_WHAT IS NEEDED_
Filter these entries, keeping only lines that hold the word "BTCUSD".
***** RECORDS SUPPLIED *****
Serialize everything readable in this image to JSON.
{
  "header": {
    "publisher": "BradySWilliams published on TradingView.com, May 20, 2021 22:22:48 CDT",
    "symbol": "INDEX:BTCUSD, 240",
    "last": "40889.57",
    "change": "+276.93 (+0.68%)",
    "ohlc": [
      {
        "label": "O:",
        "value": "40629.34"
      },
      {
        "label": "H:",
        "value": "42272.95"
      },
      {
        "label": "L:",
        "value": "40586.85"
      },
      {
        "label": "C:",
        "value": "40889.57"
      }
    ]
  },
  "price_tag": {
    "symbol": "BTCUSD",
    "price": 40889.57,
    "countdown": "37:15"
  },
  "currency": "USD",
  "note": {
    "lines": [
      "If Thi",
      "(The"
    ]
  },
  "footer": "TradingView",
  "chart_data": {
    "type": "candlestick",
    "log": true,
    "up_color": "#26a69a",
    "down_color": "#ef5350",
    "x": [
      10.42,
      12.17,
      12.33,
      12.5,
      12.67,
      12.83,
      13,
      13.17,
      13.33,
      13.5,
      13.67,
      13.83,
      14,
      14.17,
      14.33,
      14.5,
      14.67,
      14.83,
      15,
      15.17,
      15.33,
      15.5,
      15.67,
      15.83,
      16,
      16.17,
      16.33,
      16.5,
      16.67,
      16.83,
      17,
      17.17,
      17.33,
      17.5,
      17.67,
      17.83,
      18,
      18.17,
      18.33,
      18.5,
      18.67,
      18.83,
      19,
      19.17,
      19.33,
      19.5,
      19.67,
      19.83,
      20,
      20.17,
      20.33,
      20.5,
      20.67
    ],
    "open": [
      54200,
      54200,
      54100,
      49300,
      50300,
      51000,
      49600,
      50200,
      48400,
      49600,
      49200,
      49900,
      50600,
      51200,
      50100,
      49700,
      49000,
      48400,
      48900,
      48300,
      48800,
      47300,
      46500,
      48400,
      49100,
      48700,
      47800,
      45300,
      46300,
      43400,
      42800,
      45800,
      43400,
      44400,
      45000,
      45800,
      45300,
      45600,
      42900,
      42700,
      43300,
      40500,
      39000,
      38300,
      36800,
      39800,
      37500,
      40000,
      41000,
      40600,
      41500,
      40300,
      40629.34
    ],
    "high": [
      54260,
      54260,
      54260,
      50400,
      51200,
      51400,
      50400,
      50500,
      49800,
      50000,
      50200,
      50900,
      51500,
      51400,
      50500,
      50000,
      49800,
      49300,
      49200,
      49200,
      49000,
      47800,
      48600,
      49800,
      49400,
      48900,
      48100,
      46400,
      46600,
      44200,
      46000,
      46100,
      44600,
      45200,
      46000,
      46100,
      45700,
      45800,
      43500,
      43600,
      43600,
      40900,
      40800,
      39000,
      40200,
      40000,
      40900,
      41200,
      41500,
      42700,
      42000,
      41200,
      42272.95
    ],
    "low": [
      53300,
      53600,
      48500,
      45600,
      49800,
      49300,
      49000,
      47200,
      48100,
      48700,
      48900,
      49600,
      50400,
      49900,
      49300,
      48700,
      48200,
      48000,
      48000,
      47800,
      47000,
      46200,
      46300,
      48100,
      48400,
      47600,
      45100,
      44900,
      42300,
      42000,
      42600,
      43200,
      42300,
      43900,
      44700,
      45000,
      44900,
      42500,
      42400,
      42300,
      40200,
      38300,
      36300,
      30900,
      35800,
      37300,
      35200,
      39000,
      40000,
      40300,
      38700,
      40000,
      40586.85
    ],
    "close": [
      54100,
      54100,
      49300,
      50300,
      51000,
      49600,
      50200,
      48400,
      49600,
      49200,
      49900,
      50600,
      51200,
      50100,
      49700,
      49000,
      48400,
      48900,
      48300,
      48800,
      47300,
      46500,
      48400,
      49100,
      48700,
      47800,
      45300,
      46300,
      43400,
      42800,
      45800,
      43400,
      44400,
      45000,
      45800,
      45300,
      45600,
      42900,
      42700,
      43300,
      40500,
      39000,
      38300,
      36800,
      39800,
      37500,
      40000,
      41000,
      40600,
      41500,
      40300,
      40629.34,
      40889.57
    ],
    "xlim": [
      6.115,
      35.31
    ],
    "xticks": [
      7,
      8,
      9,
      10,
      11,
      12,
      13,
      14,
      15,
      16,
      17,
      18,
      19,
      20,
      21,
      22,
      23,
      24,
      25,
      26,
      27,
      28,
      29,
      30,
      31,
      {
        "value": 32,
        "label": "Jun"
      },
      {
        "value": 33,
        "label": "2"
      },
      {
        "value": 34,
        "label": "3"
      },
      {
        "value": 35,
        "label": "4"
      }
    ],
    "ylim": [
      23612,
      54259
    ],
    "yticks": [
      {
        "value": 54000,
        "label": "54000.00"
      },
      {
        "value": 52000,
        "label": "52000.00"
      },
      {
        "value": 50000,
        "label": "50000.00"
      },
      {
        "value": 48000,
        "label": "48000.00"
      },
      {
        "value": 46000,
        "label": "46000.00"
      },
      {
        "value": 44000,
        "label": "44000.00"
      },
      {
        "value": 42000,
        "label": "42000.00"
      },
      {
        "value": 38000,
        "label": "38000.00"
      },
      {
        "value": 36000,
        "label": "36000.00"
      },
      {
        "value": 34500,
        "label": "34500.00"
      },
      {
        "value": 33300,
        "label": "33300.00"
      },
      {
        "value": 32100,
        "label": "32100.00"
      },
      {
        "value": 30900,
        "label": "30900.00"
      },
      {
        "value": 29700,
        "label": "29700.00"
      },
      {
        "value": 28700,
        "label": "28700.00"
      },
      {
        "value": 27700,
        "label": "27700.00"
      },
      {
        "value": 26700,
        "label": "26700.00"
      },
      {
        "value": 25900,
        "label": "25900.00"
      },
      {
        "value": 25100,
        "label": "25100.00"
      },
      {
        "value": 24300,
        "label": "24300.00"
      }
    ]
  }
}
*****
_WRITTEN REPLY_
    "symbol": "INDEX:BTCUSD, 240",
    "symbol": "BTCUSD",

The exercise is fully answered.